(Figure record listings)
= = = =
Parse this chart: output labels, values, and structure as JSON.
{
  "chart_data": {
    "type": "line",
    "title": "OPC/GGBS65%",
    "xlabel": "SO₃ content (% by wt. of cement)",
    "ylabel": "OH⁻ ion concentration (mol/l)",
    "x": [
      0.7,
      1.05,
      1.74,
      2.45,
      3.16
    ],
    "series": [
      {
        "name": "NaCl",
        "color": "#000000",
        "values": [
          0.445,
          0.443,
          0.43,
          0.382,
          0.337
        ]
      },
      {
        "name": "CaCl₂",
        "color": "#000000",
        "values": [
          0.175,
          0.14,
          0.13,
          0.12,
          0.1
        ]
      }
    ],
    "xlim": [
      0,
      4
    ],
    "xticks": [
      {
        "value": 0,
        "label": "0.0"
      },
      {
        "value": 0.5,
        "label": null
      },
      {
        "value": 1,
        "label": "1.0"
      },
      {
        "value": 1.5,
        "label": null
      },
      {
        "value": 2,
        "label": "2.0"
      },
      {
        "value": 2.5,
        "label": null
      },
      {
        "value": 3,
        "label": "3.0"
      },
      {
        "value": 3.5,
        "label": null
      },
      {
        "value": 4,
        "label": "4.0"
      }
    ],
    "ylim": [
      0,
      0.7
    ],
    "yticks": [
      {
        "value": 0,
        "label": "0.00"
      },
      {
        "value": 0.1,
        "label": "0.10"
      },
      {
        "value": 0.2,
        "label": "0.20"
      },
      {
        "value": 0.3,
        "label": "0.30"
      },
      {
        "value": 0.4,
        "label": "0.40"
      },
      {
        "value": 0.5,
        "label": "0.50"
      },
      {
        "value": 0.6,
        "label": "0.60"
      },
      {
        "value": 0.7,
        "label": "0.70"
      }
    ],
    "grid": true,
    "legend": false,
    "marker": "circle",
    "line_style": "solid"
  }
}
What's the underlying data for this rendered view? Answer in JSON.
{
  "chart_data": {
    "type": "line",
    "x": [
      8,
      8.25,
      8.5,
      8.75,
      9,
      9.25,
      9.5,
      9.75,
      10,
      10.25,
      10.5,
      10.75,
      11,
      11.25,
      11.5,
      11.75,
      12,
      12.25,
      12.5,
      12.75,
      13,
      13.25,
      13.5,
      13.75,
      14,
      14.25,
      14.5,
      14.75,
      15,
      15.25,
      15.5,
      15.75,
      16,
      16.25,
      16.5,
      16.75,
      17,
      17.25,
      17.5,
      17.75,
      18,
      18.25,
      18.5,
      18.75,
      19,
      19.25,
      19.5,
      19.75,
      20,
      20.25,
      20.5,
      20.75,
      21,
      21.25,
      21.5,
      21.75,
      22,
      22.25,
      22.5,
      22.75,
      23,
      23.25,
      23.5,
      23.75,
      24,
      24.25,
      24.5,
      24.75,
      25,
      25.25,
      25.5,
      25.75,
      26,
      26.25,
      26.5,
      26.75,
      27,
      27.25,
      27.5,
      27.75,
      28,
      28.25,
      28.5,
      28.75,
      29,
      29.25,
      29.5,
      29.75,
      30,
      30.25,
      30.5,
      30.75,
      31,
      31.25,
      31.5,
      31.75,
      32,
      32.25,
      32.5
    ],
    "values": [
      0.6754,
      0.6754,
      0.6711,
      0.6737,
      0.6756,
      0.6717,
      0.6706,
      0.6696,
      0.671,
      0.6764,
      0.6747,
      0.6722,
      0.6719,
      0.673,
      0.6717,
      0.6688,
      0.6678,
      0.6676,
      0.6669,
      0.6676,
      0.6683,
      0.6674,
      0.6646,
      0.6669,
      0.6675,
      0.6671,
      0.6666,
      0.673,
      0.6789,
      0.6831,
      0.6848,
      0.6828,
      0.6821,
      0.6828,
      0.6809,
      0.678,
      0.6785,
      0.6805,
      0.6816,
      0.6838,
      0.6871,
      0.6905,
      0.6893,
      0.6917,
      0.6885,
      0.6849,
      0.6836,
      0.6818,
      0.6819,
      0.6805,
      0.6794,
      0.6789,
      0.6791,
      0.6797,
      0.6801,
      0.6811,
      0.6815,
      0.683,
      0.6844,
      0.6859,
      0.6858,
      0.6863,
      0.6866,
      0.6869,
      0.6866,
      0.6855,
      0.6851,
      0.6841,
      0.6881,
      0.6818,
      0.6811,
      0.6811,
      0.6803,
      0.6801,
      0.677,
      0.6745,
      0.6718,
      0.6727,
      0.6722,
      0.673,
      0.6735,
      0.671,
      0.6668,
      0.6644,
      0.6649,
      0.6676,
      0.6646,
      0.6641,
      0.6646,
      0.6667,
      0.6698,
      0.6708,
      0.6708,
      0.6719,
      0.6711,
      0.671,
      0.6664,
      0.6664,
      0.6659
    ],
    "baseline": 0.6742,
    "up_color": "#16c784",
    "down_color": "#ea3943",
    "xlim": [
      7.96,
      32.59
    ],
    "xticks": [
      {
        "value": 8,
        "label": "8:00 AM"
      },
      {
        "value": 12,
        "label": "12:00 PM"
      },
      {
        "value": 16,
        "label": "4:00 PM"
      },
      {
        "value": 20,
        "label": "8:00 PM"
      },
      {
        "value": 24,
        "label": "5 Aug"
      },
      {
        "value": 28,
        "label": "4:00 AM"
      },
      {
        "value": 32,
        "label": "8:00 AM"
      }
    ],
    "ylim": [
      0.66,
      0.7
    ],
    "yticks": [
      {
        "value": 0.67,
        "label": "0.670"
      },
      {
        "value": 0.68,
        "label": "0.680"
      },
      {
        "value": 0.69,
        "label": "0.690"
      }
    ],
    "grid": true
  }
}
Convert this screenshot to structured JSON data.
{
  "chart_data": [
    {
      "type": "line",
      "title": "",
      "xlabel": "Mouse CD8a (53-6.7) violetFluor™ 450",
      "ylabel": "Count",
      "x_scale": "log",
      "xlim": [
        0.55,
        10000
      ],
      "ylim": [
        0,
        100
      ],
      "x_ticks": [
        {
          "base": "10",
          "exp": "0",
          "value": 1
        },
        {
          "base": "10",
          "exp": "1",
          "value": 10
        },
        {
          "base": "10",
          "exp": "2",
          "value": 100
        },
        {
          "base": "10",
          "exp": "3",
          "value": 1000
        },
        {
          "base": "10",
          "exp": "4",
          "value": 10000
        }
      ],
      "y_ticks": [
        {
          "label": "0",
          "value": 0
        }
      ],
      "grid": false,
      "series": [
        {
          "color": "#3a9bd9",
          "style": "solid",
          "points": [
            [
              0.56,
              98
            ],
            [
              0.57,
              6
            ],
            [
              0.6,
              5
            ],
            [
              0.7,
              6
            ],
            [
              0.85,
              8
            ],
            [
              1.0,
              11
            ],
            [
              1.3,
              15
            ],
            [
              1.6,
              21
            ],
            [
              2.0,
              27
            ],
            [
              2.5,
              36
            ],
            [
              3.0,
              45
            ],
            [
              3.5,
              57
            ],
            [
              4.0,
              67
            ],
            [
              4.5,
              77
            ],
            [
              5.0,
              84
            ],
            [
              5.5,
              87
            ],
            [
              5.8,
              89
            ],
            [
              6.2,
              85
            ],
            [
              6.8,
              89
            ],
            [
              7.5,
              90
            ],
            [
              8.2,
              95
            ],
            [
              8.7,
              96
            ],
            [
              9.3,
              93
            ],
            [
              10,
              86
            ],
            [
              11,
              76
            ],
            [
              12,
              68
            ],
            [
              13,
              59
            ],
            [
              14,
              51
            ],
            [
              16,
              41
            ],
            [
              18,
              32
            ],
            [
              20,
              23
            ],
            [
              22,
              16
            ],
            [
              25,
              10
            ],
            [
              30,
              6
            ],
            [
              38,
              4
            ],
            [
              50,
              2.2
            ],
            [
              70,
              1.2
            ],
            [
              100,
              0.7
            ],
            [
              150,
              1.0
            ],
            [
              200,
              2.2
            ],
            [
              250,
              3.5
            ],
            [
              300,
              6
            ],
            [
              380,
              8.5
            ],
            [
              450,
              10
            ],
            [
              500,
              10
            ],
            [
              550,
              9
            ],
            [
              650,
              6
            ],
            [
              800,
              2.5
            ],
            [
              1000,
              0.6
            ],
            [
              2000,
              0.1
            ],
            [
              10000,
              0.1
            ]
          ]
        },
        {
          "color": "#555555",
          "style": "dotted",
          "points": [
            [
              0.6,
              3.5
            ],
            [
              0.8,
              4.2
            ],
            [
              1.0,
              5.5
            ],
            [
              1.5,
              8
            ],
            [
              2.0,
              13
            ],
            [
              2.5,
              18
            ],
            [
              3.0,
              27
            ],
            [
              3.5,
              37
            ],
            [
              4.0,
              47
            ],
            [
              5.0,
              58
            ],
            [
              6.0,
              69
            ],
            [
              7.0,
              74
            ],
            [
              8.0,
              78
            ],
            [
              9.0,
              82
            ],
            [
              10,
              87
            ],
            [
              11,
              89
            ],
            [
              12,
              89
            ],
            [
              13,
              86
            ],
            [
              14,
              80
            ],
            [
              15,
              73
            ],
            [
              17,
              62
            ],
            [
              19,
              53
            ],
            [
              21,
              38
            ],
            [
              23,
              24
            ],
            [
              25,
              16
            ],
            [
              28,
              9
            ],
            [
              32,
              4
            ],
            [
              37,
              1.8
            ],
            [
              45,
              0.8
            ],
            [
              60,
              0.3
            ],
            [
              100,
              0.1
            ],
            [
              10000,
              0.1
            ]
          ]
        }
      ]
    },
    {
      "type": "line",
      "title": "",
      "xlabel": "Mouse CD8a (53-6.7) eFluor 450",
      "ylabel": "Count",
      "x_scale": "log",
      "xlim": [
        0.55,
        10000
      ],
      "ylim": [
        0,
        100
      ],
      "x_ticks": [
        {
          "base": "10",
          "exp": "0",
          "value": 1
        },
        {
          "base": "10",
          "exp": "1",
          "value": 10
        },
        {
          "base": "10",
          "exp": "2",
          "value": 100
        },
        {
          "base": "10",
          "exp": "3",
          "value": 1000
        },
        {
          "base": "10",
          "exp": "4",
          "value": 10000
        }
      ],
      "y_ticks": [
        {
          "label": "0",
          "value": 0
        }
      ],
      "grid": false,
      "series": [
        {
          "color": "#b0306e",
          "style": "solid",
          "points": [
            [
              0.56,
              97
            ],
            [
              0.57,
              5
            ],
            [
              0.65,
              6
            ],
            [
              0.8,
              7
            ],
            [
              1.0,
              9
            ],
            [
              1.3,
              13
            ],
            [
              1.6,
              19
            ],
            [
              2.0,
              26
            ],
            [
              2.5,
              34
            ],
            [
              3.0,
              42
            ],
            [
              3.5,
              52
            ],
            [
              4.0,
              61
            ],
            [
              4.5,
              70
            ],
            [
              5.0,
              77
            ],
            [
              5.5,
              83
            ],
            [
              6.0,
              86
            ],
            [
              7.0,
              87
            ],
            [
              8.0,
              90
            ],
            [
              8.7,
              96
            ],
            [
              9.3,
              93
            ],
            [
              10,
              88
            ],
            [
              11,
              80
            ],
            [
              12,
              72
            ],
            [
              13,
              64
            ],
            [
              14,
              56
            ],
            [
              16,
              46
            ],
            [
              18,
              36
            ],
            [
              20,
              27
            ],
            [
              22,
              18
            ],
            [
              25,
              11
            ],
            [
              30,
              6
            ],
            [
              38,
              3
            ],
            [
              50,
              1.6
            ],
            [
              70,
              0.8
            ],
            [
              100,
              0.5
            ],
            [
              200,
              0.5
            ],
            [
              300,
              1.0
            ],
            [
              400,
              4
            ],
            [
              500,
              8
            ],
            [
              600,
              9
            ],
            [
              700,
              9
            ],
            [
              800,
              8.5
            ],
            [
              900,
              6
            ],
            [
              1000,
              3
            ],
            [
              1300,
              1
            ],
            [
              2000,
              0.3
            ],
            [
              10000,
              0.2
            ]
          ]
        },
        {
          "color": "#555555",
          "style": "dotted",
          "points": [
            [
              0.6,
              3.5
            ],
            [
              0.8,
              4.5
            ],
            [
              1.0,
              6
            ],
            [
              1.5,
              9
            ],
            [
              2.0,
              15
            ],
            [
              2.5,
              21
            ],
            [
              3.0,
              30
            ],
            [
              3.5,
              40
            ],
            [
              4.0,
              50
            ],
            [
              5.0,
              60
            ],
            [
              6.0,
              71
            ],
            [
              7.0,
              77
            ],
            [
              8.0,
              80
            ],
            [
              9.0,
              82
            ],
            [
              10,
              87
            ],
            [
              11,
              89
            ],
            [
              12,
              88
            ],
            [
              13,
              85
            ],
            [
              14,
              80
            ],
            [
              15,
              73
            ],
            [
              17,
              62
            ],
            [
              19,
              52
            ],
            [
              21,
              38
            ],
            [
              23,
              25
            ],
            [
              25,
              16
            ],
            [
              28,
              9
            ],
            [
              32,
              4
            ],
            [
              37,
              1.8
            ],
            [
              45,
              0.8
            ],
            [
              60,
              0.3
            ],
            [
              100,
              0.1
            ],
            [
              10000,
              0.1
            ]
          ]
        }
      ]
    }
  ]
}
= = = =
Required work
Every line that holds the string "grid" should be returned.

Output
    "grid": true,
    "grid": true
      "grid": false,
      "grid": false,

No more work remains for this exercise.